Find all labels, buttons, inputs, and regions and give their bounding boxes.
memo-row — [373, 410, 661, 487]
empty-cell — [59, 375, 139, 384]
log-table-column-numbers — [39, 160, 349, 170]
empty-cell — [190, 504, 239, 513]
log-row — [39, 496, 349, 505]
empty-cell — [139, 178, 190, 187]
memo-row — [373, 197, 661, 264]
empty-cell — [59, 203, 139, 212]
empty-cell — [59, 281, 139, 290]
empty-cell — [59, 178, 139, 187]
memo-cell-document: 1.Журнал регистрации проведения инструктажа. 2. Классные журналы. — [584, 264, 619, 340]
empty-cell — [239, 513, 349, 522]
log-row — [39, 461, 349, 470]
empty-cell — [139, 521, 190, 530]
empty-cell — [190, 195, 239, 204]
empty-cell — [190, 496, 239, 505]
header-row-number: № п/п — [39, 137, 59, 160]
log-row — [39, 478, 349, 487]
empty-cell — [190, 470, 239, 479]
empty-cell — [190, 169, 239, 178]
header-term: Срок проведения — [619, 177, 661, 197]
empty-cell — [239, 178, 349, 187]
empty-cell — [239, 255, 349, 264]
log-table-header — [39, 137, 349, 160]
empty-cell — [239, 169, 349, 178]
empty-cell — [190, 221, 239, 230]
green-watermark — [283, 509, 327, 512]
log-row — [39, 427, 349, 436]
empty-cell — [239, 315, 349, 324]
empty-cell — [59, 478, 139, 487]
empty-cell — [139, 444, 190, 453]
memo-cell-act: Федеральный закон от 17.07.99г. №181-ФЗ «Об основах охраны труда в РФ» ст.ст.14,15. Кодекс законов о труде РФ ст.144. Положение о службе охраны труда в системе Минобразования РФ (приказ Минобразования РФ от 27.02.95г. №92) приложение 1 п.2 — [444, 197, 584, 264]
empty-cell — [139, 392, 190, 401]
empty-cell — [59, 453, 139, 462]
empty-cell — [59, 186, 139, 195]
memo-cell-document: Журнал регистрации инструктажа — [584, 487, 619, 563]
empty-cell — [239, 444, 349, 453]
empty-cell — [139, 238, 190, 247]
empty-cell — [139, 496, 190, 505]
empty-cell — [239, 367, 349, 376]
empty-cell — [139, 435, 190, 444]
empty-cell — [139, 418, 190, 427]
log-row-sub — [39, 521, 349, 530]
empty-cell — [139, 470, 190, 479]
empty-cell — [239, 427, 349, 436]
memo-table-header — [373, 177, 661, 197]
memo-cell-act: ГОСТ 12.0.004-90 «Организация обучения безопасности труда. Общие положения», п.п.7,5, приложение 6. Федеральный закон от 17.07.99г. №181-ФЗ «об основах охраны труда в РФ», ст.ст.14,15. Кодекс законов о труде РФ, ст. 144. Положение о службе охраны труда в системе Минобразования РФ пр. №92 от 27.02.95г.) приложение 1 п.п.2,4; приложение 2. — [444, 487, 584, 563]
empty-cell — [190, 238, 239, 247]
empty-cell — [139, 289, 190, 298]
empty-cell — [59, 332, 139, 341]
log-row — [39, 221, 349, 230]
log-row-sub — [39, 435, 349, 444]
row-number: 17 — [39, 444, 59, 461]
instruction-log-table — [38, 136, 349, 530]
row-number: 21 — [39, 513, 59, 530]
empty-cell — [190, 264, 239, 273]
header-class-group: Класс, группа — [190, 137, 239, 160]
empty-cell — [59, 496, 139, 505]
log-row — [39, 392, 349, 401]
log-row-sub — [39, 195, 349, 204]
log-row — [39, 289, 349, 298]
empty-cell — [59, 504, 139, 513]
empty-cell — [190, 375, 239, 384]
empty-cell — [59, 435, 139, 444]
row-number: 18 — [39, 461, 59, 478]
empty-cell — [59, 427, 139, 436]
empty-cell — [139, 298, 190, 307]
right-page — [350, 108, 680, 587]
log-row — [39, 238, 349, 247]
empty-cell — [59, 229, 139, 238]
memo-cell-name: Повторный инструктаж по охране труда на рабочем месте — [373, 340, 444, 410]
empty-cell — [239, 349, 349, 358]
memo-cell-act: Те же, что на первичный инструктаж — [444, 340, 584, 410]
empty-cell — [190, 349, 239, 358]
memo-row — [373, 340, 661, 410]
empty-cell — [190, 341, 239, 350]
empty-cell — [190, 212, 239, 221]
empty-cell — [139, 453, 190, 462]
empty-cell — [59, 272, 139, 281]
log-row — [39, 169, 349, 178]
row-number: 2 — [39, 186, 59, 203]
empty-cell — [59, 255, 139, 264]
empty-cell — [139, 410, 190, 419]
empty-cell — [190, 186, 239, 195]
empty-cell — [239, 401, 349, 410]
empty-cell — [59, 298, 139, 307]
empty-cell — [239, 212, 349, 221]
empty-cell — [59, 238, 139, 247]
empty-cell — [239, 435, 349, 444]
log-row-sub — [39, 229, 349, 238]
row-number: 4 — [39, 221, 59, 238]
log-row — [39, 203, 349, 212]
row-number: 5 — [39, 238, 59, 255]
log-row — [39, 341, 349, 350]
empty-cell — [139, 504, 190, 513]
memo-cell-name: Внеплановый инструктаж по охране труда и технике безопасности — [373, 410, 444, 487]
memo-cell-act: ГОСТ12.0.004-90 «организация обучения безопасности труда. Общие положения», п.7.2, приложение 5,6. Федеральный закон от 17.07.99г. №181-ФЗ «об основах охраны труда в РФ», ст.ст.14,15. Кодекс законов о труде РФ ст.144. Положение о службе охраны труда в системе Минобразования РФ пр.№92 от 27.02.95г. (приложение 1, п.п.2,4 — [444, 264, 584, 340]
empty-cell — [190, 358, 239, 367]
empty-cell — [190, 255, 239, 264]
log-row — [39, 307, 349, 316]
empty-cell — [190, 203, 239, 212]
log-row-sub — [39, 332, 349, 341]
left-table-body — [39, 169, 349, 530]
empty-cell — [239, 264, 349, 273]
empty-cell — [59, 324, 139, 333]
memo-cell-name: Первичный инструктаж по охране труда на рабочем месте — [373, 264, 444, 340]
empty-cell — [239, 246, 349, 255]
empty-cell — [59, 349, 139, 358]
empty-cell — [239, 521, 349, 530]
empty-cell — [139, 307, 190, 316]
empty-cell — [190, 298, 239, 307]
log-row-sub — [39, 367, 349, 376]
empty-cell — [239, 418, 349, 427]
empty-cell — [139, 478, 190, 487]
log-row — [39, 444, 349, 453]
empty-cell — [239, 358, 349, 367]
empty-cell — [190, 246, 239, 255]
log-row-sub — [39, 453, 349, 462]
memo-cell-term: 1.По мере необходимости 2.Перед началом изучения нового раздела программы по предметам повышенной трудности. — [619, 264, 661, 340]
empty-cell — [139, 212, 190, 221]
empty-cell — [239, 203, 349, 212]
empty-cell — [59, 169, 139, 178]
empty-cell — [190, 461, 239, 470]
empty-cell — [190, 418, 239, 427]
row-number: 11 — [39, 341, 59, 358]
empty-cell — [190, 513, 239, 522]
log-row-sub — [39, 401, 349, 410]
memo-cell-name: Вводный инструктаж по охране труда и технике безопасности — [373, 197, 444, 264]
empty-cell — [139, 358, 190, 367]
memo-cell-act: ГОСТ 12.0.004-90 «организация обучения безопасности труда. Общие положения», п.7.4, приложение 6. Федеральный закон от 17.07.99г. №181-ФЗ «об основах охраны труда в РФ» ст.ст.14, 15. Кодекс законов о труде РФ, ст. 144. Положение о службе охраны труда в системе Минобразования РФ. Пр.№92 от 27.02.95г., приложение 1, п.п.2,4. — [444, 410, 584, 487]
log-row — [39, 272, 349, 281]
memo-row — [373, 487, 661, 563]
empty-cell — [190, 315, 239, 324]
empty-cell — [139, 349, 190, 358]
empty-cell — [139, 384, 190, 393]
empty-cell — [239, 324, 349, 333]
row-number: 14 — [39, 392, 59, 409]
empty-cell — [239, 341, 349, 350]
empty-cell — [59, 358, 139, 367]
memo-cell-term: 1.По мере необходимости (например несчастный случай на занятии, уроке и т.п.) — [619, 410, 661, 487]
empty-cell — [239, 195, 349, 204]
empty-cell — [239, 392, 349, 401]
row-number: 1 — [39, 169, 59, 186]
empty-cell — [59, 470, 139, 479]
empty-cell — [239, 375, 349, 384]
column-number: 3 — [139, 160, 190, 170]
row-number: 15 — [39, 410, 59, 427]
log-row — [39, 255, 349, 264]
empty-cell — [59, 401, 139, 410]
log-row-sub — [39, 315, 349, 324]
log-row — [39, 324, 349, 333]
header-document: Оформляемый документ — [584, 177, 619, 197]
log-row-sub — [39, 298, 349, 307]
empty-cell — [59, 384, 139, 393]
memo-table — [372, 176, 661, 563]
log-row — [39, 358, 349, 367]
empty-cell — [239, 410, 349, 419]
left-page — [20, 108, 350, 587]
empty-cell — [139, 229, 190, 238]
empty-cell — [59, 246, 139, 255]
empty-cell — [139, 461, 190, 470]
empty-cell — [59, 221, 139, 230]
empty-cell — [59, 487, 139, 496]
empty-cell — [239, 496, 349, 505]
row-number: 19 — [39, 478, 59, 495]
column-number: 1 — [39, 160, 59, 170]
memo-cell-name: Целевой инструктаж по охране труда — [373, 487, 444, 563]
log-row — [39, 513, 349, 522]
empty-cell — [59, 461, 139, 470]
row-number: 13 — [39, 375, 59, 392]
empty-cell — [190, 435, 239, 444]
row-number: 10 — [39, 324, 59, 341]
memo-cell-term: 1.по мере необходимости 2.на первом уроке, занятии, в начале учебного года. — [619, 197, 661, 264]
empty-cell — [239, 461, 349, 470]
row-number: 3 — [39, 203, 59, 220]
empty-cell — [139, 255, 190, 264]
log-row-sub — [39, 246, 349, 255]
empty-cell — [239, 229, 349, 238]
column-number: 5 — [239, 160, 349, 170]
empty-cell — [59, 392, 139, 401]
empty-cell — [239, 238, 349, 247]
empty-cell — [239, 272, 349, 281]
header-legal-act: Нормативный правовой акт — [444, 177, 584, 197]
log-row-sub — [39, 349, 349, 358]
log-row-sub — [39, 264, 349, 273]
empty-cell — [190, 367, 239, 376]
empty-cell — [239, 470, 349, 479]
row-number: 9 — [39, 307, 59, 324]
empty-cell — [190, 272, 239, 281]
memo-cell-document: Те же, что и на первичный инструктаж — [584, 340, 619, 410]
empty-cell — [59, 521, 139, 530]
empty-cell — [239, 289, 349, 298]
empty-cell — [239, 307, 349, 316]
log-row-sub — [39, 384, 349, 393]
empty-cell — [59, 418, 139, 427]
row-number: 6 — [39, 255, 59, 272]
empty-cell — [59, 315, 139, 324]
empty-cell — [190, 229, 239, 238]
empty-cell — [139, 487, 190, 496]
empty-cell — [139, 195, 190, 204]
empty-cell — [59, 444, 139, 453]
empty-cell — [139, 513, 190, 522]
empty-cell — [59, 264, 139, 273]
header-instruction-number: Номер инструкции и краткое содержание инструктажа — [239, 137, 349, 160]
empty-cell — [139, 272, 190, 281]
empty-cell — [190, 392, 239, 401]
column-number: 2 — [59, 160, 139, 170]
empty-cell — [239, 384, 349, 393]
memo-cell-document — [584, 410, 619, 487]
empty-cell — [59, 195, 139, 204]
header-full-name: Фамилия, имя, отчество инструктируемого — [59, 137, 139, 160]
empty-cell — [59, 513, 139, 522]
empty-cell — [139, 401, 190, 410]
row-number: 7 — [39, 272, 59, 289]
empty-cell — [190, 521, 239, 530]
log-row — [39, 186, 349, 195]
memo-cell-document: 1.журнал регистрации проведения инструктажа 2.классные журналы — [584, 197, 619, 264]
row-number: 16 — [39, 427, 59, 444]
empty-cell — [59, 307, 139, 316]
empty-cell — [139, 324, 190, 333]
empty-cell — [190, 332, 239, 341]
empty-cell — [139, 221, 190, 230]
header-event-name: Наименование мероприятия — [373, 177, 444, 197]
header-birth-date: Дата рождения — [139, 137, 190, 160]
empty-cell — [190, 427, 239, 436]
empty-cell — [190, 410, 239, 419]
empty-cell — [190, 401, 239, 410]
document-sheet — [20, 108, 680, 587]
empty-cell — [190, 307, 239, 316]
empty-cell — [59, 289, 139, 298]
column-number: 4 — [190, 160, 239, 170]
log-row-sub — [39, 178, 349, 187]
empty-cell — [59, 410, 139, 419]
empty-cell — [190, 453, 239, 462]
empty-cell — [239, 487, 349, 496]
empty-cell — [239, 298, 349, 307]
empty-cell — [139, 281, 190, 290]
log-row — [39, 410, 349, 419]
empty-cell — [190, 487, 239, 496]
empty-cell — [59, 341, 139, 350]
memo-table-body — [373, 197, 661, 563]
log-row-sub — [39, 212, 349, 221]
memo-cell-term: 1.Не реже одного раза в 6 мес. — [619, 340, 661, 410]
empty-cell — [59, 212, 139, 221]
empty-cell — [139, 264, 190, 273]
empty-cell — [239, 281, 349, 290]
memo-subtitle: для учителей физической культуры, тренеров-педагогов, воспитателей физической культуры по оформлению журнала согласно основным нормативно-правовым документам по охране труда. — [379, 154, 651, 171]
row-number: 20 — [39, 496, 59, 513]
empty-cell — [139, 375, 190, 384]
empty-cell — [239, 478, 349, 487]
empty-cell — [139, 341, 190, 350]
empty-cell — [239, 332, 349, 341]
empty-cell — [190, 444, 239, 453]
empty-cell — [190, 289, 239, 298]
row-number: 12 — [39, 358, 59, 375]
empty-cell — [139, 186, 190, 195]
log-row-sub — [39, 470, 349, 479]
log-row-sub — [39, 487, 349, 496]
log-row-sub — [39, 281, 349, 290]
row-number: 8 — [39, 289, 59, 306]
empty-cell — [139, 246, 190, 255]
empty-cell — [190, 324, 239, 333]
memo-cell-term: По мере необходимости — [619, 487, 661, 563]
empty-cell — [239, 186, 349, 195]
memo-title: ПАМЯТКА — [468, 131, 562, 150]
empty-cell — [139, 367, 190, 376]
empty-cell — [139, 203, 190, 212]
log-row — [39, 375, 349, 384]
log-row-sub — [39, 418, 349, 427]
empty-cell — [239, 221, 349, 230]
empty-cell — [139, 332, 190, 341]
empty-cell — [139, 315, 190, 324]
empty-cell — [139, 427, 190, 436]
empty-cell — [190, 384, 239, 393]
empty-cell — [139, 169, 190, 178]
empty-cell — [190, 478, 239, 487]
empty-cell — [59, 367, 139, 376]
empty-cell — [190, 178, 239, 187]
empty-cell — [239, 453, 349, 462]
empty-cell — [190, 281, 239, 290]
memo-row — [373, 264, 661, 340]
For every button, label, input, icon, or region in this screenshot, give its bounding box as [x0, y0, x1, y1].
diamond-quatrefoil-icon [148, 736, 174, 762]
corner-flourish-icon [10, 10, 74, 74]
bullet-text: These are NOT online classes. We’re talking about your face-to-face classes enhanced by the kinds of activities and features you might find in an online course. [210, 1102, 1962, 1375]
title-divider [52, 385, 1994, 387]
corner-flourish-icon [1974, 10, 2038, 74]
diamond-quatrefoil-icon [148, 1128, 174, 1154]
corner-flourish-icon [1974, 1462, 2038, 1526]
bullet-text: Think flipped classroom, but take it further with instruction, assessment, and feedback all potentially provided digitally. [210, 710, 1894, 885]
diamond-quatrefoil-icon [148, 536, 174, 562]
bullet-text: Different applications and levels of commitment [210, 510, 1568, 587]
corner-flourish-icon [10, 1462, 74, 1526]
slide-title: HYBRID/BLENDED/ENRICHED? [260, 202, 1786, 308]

The exercise: Update everything from the start of the records down to the line containing "memo-cell-document: 1.Журнал регистрации проведения инструктажа." by changing "memo-row" to "memo-line" wherever it occurs, and keep every other detail the same.

Written solution:
Find all labels, buttons, inputs, and regions and give their bounding boxes.
memo-line — [373, 410, 661, 487]
empty-cell — [59, 375, 139, 384]
log-table-column-numbers — [39, 160, 349, 170]
empty-cell — [190, 504, 239, 513]
log-row — [39, 496, 349, 505]
empty-cell — [139, 178, 190, 187]
memo-line — [373, 197, 661, 264]
empty-cell — [59, 203, 139, 212]
empty-cell — [59, 281, 139, 290]
empty-cell — [59, 178, 139, 187]
memo-cell-document: 1.Журнал регистрации проведения инструктажа. 2. Классные журналы. — [584, 264, 619, 340]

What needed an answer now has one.